▶ [Stated task]
Wherever the word "number" shows up in a line, please copy that line.

▶ [Input rows]

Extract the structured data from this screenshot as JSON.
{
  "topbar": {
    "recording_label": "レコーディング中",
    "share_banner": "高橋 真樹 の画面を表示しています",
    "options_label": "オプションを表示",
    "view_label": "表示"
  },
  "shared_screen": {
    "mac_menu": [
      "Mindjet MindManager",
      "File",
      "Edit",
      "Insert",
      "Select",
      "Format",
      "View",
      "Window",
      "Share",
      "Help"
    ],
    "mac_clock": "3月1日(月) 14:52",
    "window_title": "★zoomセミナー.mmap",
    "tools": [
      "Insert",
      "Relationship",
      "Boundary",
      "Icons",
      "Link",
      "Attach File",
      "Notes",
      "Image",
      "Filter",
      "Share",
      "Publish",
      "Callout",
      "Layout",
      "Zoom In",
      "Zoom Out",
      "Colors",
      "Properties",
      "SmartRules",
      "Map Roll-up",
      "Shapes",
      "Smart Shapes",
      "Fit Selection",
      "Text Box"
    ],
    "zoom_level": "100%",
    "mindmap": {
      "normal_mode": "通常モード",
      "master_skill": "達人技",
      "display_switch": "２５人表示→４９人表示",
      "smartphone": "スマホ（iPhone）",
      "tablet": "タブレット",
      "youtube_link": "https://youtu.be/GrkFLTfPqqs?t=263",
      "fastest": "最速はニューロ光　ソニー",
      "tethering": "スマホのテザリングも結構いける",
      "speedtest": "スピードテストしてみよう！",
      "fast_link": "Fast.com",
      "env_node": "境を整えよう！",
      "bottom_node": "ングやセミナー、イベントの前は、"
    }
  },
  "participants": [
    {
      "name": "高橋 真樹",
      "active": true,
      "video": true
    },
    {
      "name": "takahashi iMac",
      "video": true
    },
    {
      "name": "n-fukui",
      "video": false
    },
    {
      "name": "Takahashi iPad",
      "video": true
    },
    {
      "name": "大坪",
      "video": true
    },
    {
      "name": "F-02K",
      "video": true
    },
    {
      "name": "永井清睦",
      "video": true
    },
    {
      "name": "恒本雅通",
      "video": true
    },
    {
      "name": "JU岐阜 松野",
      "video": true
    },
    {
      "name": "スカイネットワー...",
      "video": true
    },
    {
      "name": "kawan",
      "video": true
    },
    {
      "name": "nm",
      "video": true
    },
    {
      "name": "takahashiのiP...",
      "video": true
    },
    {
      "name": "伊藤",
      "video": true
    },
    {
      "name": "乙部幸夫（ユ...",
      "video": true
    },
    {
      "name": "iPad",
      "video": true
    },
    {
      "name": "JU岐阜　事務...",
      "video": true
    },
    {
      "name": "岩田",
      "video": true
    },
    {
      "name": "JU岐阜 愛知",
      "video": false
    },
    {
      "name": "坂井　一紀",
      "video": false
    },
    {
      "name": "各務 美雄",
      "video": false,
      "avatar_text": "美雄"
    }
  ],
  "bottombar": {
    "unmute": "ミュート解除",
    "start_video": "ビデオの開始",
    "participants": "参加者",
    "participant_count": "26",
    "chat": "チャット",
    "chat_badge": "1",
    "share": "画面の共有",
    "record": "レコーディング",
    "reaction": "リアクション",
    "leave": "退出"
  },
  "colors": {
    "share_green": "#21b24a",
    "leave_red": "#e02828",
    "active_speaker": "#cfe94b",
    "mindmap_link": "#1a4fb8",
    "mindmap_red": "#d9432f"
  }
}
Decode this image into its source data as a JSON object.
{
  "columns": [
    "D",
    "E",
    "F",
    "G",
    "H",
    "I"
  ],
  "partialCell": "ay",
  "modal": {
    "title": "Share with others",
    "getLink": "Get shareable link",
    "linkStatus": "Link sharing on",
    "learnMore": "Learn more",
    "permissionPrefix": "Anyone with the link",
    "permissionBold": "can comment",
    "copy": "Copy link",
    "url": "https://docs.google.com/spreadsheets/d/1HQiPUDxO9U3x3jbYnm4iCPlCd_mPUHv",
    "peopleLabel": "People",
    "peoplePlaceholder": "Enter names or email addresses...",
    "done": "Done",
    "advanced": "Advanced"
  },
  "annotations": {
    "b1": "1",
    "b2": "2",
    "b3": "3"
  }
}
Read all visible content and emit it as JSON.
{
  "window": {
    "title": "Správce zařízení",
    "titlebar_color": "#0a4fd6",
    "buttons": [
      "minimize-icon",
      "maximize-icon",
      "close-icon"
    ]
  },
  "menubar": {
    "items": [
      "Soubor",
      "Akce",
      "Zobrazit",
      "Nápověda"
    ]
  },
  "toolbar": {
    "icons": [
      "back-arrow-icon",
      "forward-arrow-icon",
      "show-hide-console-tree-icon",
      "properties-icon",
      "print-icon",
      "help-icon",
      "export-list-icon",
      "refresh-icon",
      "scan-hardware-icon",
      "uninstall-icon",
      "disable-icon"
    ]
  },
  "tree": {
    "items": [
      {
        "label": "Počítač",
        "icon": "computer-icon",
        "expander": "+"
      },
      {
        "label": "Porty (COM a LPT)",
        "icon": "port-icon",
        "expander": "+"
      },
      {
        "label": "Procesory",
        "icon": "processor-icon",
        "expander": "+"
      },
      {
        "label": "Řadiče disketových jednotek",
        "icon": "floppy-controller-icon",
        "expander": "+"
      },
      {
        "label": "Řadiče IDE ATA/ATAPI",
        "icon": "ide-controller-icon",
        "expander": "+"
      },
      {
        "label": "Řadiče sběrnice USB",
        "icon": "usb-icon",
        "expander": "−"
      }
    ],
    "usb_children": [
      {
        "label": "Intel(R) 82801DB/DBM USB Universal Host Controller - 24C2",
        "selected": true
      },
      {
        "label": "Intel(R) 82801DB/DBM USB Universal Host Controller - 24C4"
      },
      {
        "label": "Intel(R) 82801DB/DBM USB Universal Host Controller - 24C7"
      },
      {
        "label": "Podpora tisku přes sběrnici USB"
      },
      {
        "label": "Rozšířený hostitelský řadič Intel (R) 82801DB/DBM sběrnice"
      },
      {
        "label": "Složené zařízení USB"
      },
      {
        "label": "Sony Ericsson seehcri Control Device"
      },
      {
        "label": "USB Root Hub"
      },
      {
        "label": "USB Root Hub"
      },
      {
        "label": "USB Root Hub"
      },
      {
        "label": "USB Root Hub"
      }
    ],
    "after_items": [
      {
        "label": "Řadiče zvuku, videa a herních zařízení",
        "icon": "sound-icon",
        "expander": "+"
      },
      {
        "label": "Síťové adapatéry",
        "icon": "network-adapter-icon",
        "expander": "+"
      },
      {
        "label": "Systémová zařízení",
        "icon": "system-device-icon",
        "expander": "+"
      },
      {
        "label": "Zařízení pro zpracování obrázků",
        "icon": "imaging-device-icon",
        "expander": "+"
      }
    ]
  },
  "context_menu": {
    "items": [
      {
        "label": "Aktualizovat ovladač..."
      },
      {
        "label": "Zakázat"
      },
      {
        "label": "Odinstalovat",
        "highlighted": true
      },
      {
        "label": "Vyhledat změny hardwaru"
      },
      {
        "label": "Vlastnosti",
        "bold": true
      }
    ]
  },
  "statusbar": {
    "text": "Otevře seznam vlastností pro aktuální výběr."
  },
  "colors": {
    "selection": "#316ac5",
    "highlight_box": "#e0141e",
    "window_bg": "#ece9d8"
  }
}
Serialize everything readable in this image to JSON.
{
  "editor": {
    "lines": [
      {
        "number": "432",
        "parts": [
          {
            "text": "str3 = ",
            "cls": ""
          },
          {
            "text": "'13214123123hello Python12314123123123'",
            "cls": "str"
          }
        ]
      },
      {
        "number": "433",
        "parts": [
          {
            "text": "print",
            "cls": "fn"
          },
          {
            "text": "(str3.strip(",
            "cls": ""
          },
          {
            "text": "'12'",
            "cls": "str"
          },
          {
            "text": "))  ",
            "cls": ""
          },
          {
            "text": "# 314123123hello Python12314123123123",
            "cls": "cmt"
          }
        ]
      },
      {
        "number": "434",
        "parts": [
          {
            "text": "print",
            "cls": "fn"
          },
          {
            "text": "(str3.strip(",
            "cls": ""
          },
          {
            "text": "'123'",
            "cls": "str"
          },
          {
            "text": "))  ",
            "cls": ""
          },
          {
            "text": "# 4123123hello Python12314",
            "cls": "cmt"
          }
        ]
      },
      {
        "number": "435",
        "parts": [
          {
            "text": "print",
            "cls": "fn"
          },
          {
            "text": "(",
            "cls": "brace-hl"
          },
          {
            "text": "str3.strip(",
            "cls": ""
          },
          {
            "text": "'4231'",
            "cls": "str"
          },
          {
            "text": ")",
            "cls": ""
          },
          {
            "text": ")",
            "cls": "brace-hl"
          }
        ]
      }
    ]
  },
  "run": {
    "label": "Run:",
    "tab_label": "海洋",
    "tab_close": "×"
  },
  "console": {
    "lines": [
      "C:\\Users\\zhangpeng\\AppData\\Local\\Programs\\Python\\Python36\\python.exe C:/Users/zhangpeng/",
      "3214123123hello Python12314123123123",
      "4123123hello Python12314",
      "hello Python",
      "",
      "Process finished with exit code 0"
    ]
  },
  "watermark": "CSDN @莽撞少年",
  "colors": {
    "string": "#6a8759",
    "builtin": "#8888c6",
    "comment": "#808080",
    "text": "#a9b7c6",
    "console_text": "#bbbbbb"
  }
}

▶ [Solution to the problem]
        "number": "432",
        "number": "433",
        "number": "434",
        "number": "435",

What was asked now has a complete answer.